▶ Task requirements: Transcribe, word for word, every line from the one containing "Read all visible content and emit it as JSON." through the final line of the records, and omit the pictures.

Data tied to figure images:
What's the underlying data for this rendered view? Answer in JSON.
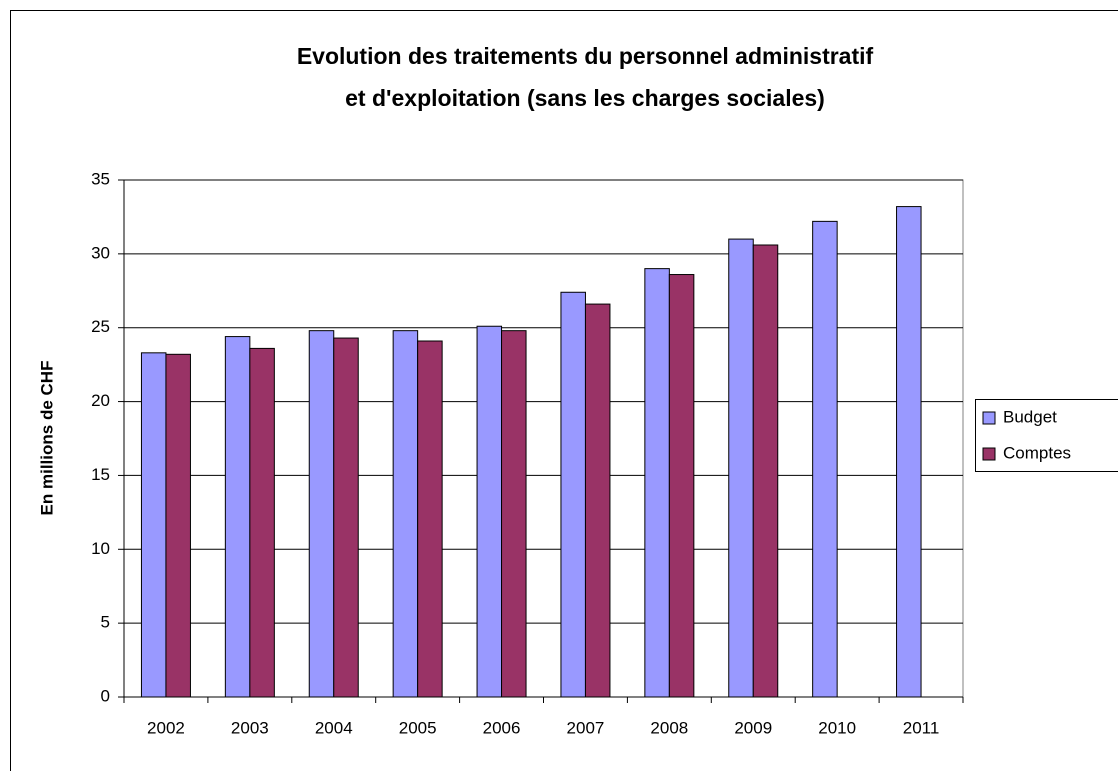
{
  "chart_data": {
    "type": "bar",
    "title": [
      "Evolution des traitements du personnel administratif",
      "et d'exploitation (sans les charges sociales)"
    ],
    "y_label": "En millions de CHF",
    "categories": [
      "2002",
      "2003",
      "2004",
      "2005",
      "2006",
      "2007",
      "2008",
      "2009",
      "2010",
      "2011"
    ],
    "series": [
      {
        "name": "Budget",
        "color": "#9999ff",
        "values": [
          23.3,
          24.4,
          24.8,
          24.8,
          25.1,
          27.4,
          29.0,
          31.0,
          32.2,
          33.2
        ]
      },
      {
        "name": "Comptes",
        "color": "#993366",
        "values": [
          23.2,
          23.6,
          24.3,
          24.1,
          24.8,
          26.6,
          28.6,
          30.6,
          null,
          null
        ]
      }
    ],
    "ylim": [
      0,
      35
    ],
    "yticks": [
      0,
      5,
      10,
      15,
      20,
      25,
      30,
      35
    ],
    "grid": true,
    "legend": "right"
  }
}
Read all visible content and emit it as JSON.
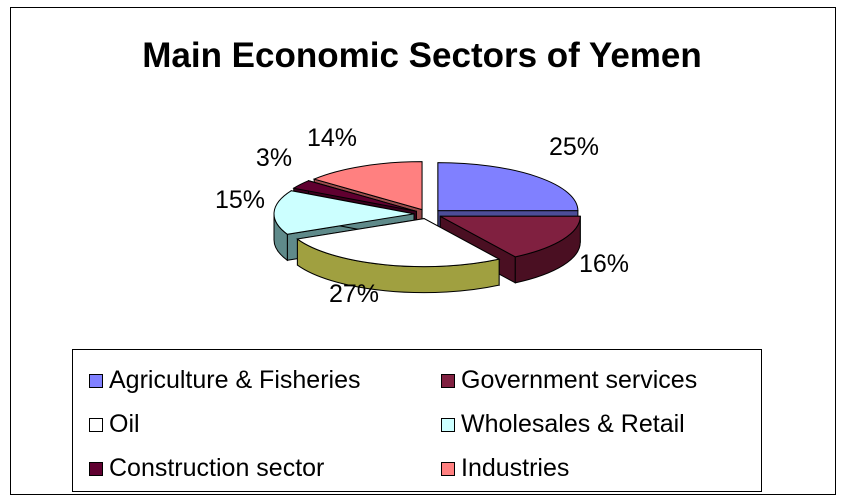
{
  "chart_data": {
    "type": "pie",
    "title": "Main Economic Sectors of Yemen",
    "three_d": true,
    "exploded": true,
    "legend_position": "bottom",
    "slices": [
      {
        "name": "Agriculture & Fisheries",
        "value": 25,
        "label": "25%",
        "color": "#8080FF",
        "side_color": "#4D4D99"
      },
      {
        "name": "Government services",
        "value": 16,
        "label": "16%",
        "color": "#802040",
        "side_color": "#4A0F22"
      },
      {
        "name": "Oil",
        "value": 27,
        "label": "27%",
        "color": "#FFFFFF",
        "side_color": "#A0A040"
      },
      {
        "name": "Wholesales & Retail",
        "value": 15,
        "label": "15%",
        "color": "#CCFFFF",
        "side_color": "#5F8A8A"
      },
      {
        "name": "Construction sector",
        "value": 3,
        "label": "3%",
        "color": "#600030",
        "side_color": "#3A001C"
      },
      {
        "name": "Industries",
        "value": 14,
        "label": "14%",
        "color": "#FF8080",
        "side_color": "#994C4C"
      }
    ]
  }
}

▶ Result for this exercise:
Read all visible content and emit it as JSON.
{
  "chart_data": {
    "type": "pie",
    "title": "Main Economic Sectors of Yemen",
    "three_d": true,
    "exploded": true,
    "legend_position": "bottom",
    "slices": [
      {
        "name": "Agriculture & Fisheries",
        "value": 25,
        "label": "25%",
        "color": "#8080FF",
        "side_color": "#4D4D99"
      },
      {
        "name": "Government services",
        "value": 16,
        "label": "16%",
        "color": "#802040",
        "side_color": "#4A0F22"
      },
      {
        "name": "Oil",
        "value": 27,
        "label": "27%",
        "color": "#FFFFFF",
        "side_color": "#A0A040"
      },
      {
        "name": "Wholesales & Retail",
        "value": 15,
        "label": "15%",
        "color": "#CCFFFF",
        "side_color": "#5F8A8A"
      },
      {
        "name": "Construction sector",
        "value": 3,
        "label": "3%",
        "color": "#600030",
        "side_color": "#3A001C"
      },
      {
        "name": "Industries",
        "value": 14,
        "label": "14%",
        "color": "#FF8080",
        "side_color": "#994C4C"
      }
    ]
  }
}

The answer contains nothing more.